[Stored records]
* Begin *
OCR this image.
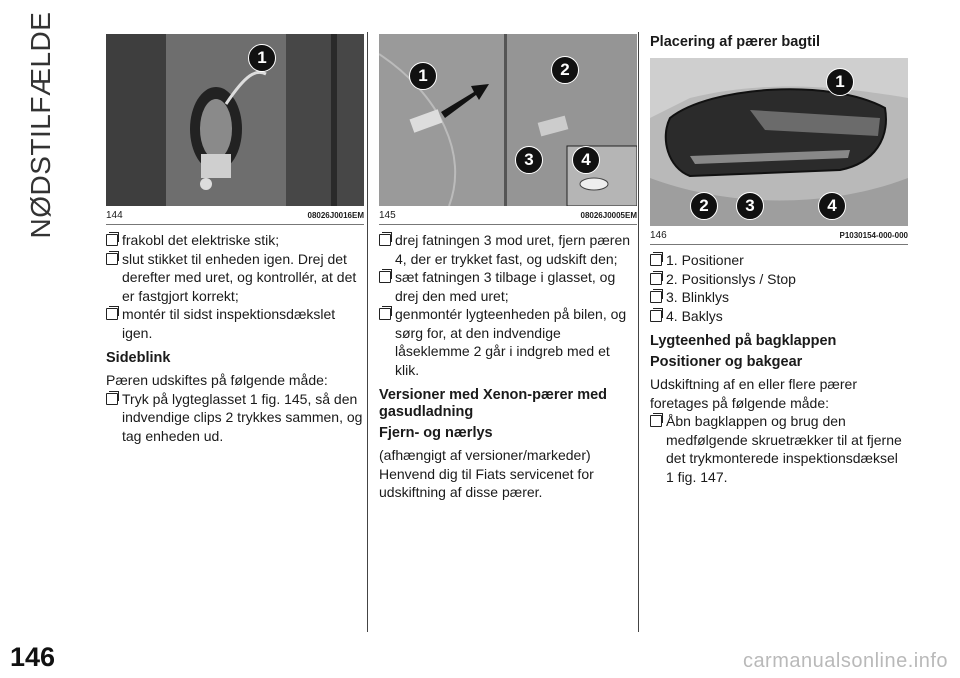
NØDSTILFÆLDE	1
144	08026J0016EM

frakobl det elektriske stik;

slut stikket til enheden igen. Drej det derefter med uret, og kontrollér, at det er fastgjort korrekt;

montér til sidst inspektionsdækslet igen.

Sideblink

Pæren udskiftes på følgende måde:

Tryk på lygteglasset 1 fig. 145, så den indvendige clips 2 trykkes sammen, og tag enheden ud.

1	2
3	4
145	08026J0005EM

drej fatningen 3 mod uret, fjern pæren 4, der er trykket fast, og udskift den;

sæt fatningen 3 tilbage i glasset, og drej den med uret;

genmontér lygteenheden på bilen, og sørg for, at den indvendige låseklemme 2 går i indgreb med et klik.

Versioner med Xenon-pærer med gasudladning
Fjern- og nærlys

(afhængigt af versioner/markeder)

Henvend dig til Fiats servicenet for udskiftning af disse pærer.

Placering af pærer bagtil
1
2	3	4
146	P1030154-000-000

1. Positioner

2. Positionslys / Stop

3. Blinklys

4. Baklys

Lygteenhed på bagklappen
Positioner og bakgear

Udskiftning af en eller flere pærer foretages på følgende måde:

Åbn bagklappen og brug den medfølgende skruetrækker til at fjerne det trykmonterede inspektionsdæksel 1 fig. 147.

146	carmanualsonline.info
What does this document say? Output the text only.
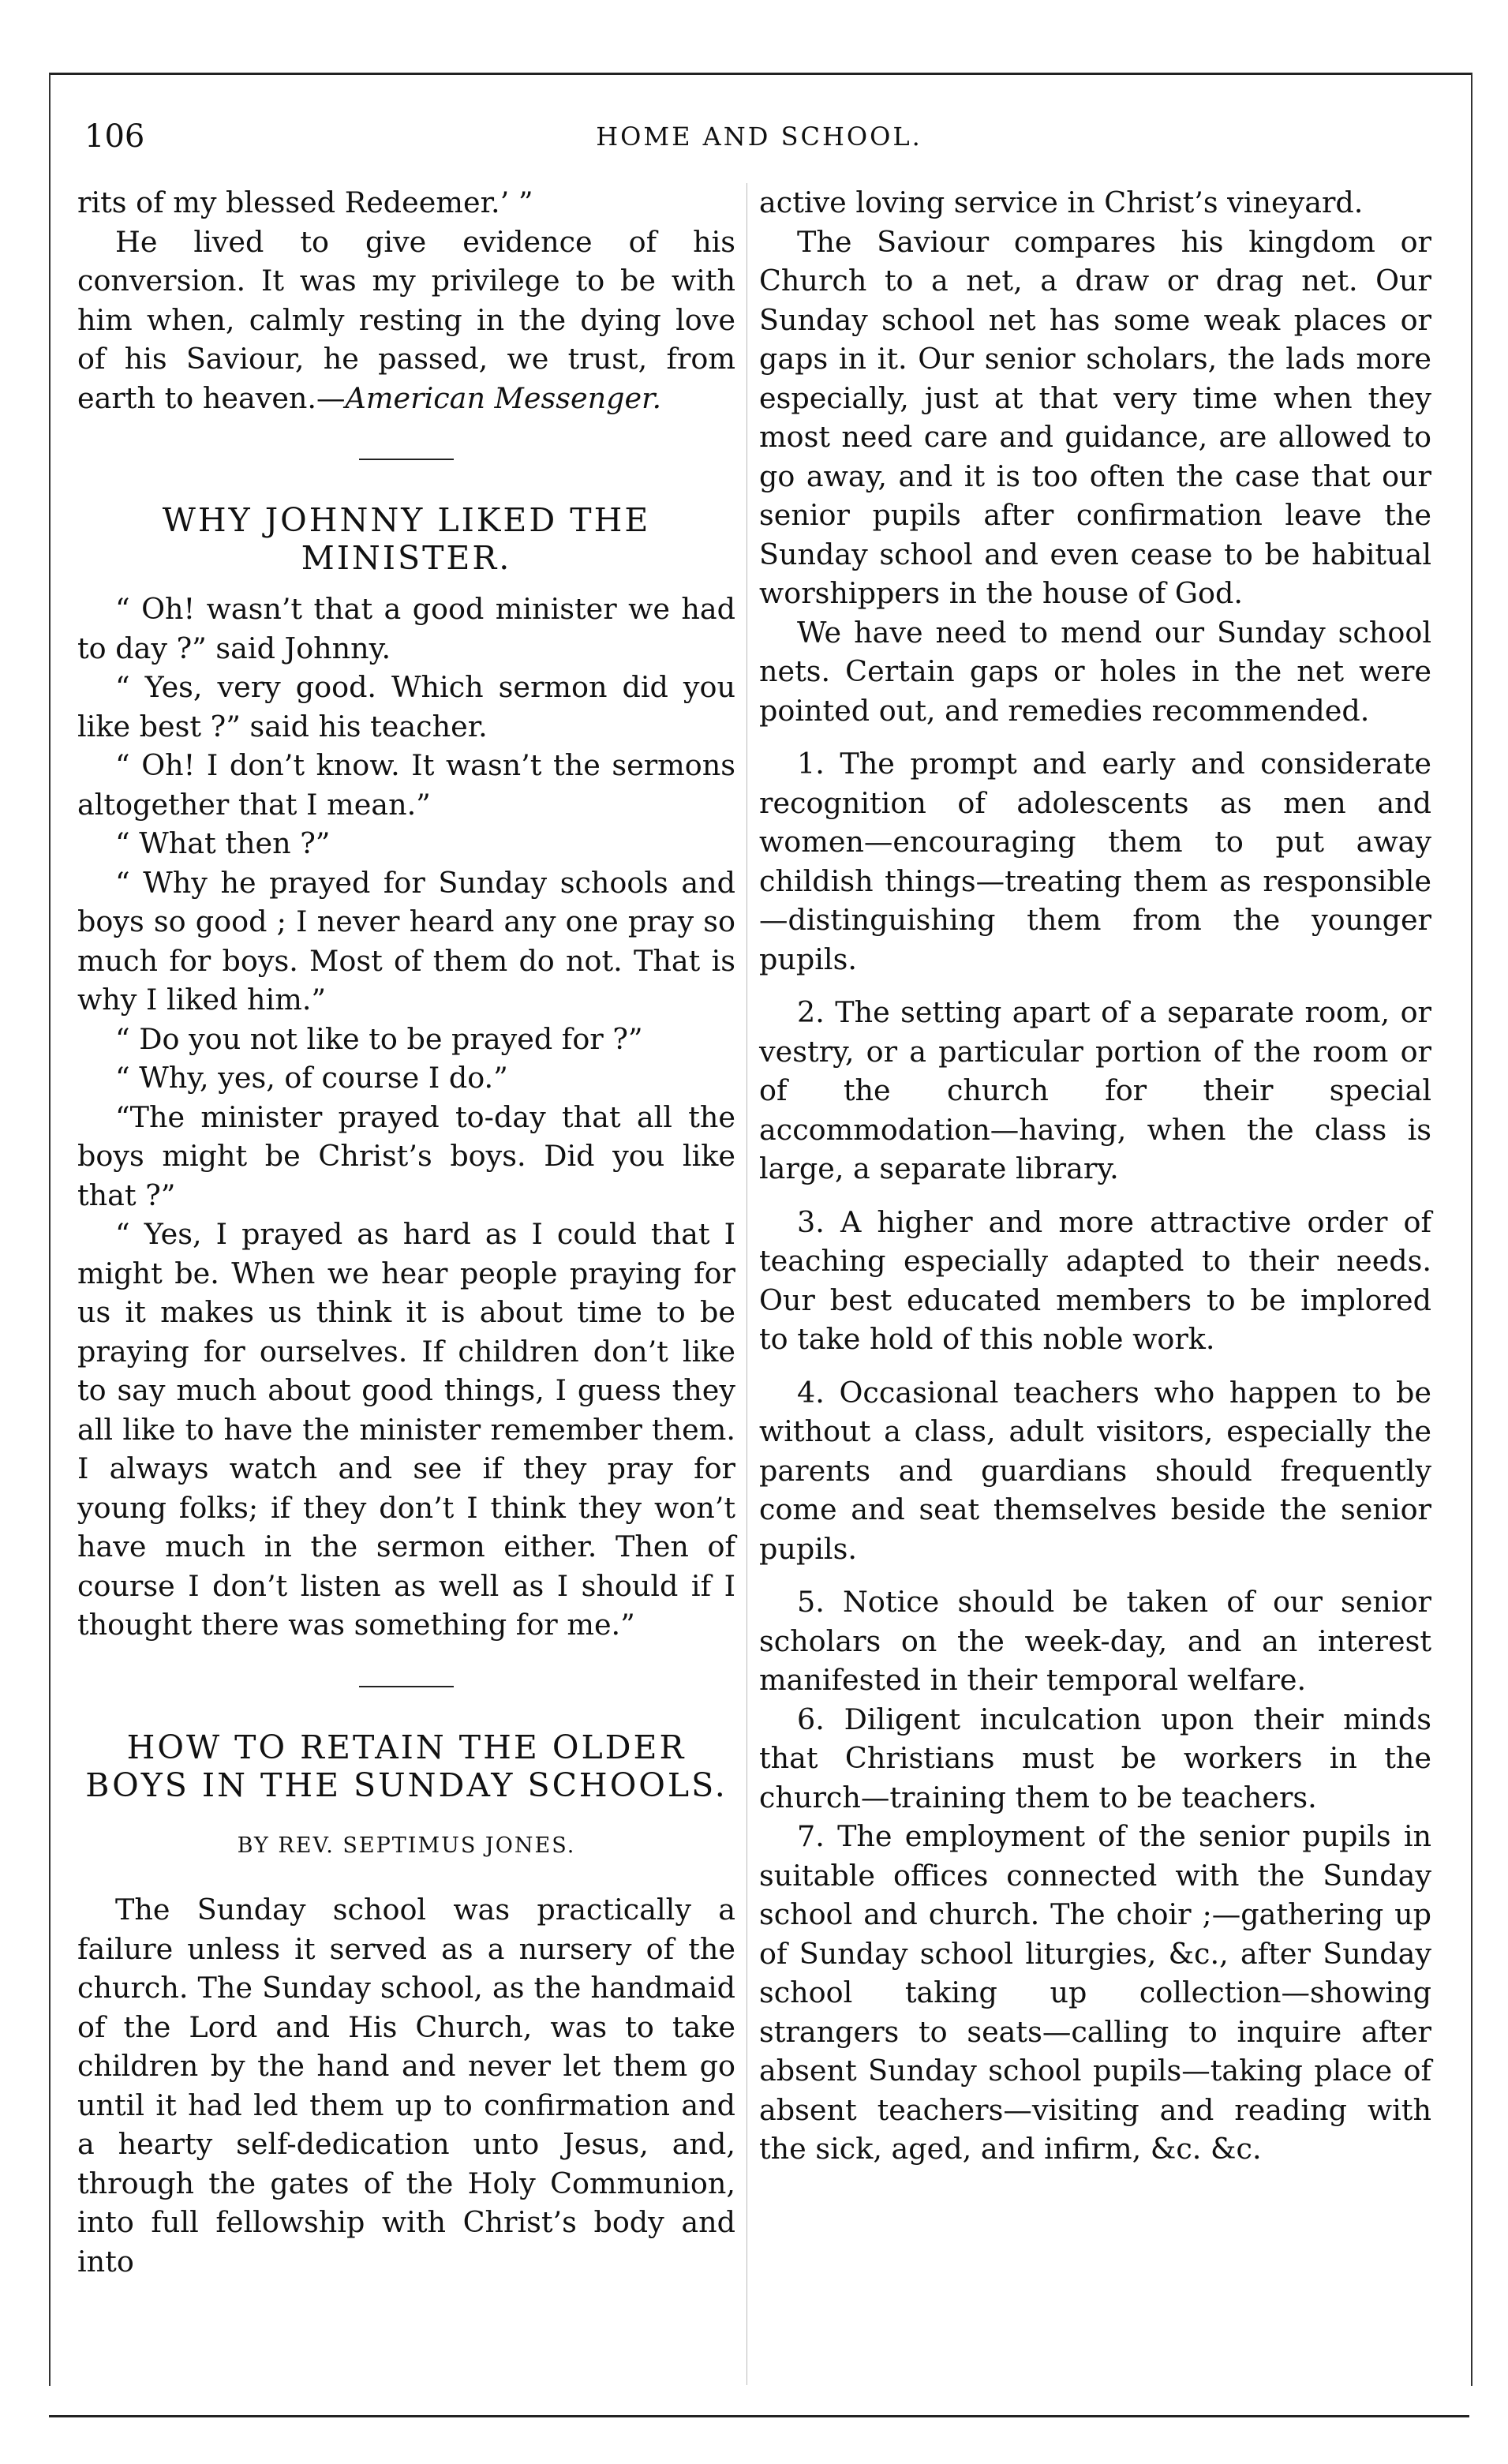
106	HOME AND SCHOOL.

rits of my blessed Redeemer.’ ”

He lived to give evidence of his conversion. It was my privilege to be with him when, calmly resting in the dying love of his Saviour, he passed, we trust, from earth to heaven.—American Messenger.

WHY JOHNNY LIKED THE MINISTER.

“ Oh! wasn’t that a good minister we had to day ?” said Johnny.

“ Yes, very good. Which sermon did you like best ?” said his teacher.

“ Oh! I don’t know. It wasn’t the sermons altogether that I mean.”

“ What then ?”

“ Why he prayed for Sunday schools and boys so good ; I never heard any one pray so much for boys. Most of them do not. That is why I liked him.”

“ Do you not like to be prayed for ?”

“ Why, yes, of course I do.”

“The minister prayed to-day that all the boys might be Christ’s boys. Did you like that ?”

“ Yes, I prayed as hard as I could that I might be. When we hear people praying for us it makes us think it is about time to be praying for ourselves. If children don’t like to say much about good things, I guess they all like to have the minister remember them. I always watch and see if they pray for young folks; if they don’t I think they won’t have much in the sermon either. Then of course I don’t listen as well as I should if I thought there was something for me.”

HOW TO RETAIN THE OLDER BOYS IN THE SUNDAY SCHOOLS.
BY REV. SEPTIMUS JONES.

The Sunday school was practically a failure unless it served as a nursery of the church. The Sunday school, as the handmaid of the Lord and His Church, was to take children by the hand and never let them go until it had led them up to confirmation and a hearty self-dedication unto Jesus, and, through the gates of the Holy Communion, into full fellowship with Christ’s body and into

active loving service in Christ’s vineyard.

The Saviour compares his kingdom or Church to a net, a draw or drag net. Our Sunday school net has some weak places or gaps in it. Our senior scholars, the lads more especially, just at that very time when they most need care and guidance, are allowed to go away, and it is too often the case that our senior pupils after confirmation leave the Sunday school and even cease to be habitual worshippers in the house of God.

We have need to mend our Sunday school nets. Certain gaps or holes in the net were pointed out, and remedies recommended.

1. The prompt and early and considerate recognition of adolescents as men and women—encouraging them to put away childish things—treating them as responsible—distinguishing them from the younger pupils.

2. The setting apart of a separate room, or vestry, or a particular portion of the room or of the church for their special accommodation—having, when the class is large, a separate library.

3. A higher and more attractive order of teaching especially adapted to their needs. Our best educated members to be implored to take hold of this noble work.

4. Occasional teachers who happen to be without a class, adult visitors, especially the parents and guardians should frequently come and seat themselves beside the senior pupils.

5. Notice should be taken of our senior scholars on the week-day, and an interest manifested in their temporal welfare.

6. Diligent inculcation upon their minds that Christians must be workers in the church—training them to be teachers.

7. The employment of the senior pupils in suitable offices connected with the Sunday school and church. The choir ;—gathering up of Sunday school liturgies, &c., after Sunday school taking up collection—showing strangers to seats—calling to inquire after absent Sunday school pupils—taking place of absent teachers—visiting and reading with the sick, aged, and infirm, &c. &c.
* End *
Pictures in the records above are left out; print everything else exactly as written.

OCR this image.
NØDSTILFÆLDE	1
144	08026J0016EM

frakobl det elektriske stik;

slut stikket til enheden igen. Drej det derefter med uret, og kontrollér, at det er fastgjort korrekt;

montér til sidst inspektionsdækslet igen.

Sideblink

Pæren udskiftes på følgende måde:

Tryk på lygteglasset 1 fig. 145, så den indvendige clips 2 trykkes sammen, og tag enheden ud.

1	2
3	4
145	08026J0005EM

drej fatningen 3 mod uret, fjern pæren 4, der er trykket fast, og udskift den;

sæt fatningen 3 tilbage i glasset, og drej den med uret;

genmontér lygteenheden på bilen, og sørg for, at den indvendige låseklemme 2 går i indgreb med et klik.

Versioner med Xenon-pærer med gasudladning
Fjern- og nærlys

(afhængigt af versioner/markeder)

Henvend dig til Fiats servicenet for udskiftning af disse pærer.

Placering af pærer bagtil
1
2	3	4
146	P1030154-000-000

1. Positioner

2. Positionslys / Stop

3. Blinklys

4. Baklys

Lygteenhed på bagklappen
Positioner og bakgear

Udskiftning af en eller flere pærer foretages på følgende måde:

Åbn bagklappen og brug den medfølgende skruetrækker til at fjerne det trykmonterede inspektionsdæksel 1 fig. 147.

146	carmanualsonline.info
What does this document say? Output the text only.
106	HOME AND SCHOOL.

rits of my blessed Redeemer.’ ”

He lived to give evidence of his conversion. It was my privilege to be with him when, calmly resting in the dying love of his Saviour, he passed, we trust, from earth to heaven.—American Messenger.

WHY JOHNNY LIKED THE MINISTER.

“ Oh! wasn’t that a good minister we had to day ?” said Johnny.

“ Yes, very good. Which sermon did you like best ?” said his teacher.

“ Oh! I don’t know. It wasn’t the sermons altogether that I mean.”

“ What then ?”

“ Why he prayed for Sunday schools and boys so good ; I never heard any one pray so much for boys. Most of them do not. That is why I liked him.”

“ Do you not like to be prayed for ?”

“ Why, yes, of course I do.”

“The minister prayed to-day that all the boys might be Christ’s boys. Did you like that ?”

“ Yes, I prayed as hard as I could that I might be. When we hear people praying for us it makes us think it is about time to be praying for ourselves. If children don’t like to say much about good things, I guess they all like to have the minister remember them. I always watch and see if they pray for young folks; if they don’t I think they won’t have much in the sermon either. Then of course I don’t listen as well as I should if I thought there was something for me.”

HOW TO RETAIN THE OLDER BOYS IN THE SUNDAY SCHOOLS.
BY REV. SEPTIMUS JONES.

The Sunday school was practically a failure unless it served as a nursery of the church. The Sunday school, as the handmaid of the Lord and His Church, was to take children by the hand and never let them go until it had led them up to confirmation and a hearty self-dedication unto Jesus, and, through the gates of the Holy Communion, into full fellowship with Christ’s body and into

active loving service in Christ’s vineyard.

The Saviour compares his kingdom or Church to a net, a draw or drag net. Our Sunday school net has some weak places or gaps in it. Our senior scholars, the lads more especially, just at that very time when they most need care and guidance, are allowed to go away, and it is too often the case that our senior pupils after confirmation leave the Sunday school and even cease to be habitual worshippers in the house of God.

We have need to mend our Sunday school nets. Certain gaps or holes in the net were pointed out, and remedies recommended.

1. The prompt and early and considerate recognition of adolescents as men and women—encouraging them to put away childish things—treating them as responsible—distinguishing them from the younger pupils.

2. The setting apart of a separate room, or vestry, or a particular portion of the room or of the church for their special accommodation—having, when the class is large, a separate library.

3. A higher and more attractive order of teaching especially adapted to their needs. Our best educated members to be implored to take hold of this noble work.

4. Occasional teachers who happen to be without a class, adult visitors, especially the parents and guardians should frequently come and seat themselves beside the senior pupils.

5. Notice should be taken of our senior scholars on the week-day, and an interest manifested in their temporal welfare.

6. Diligent inculcation upon their minds that Christians must be workers in the church—training them to be teachers.

7. The employment of the senior pupils in suitable offices connected with the Sunday school and church. The choir ;—gathering up of Sunday school liturgies, &c., after Sunday school taking up collection—showing strangers to seats—calling to inquire after absent Sunday school pupils—taking place of absent teachers—visiting and reading with the sick, aged, and infirm, &c. &c.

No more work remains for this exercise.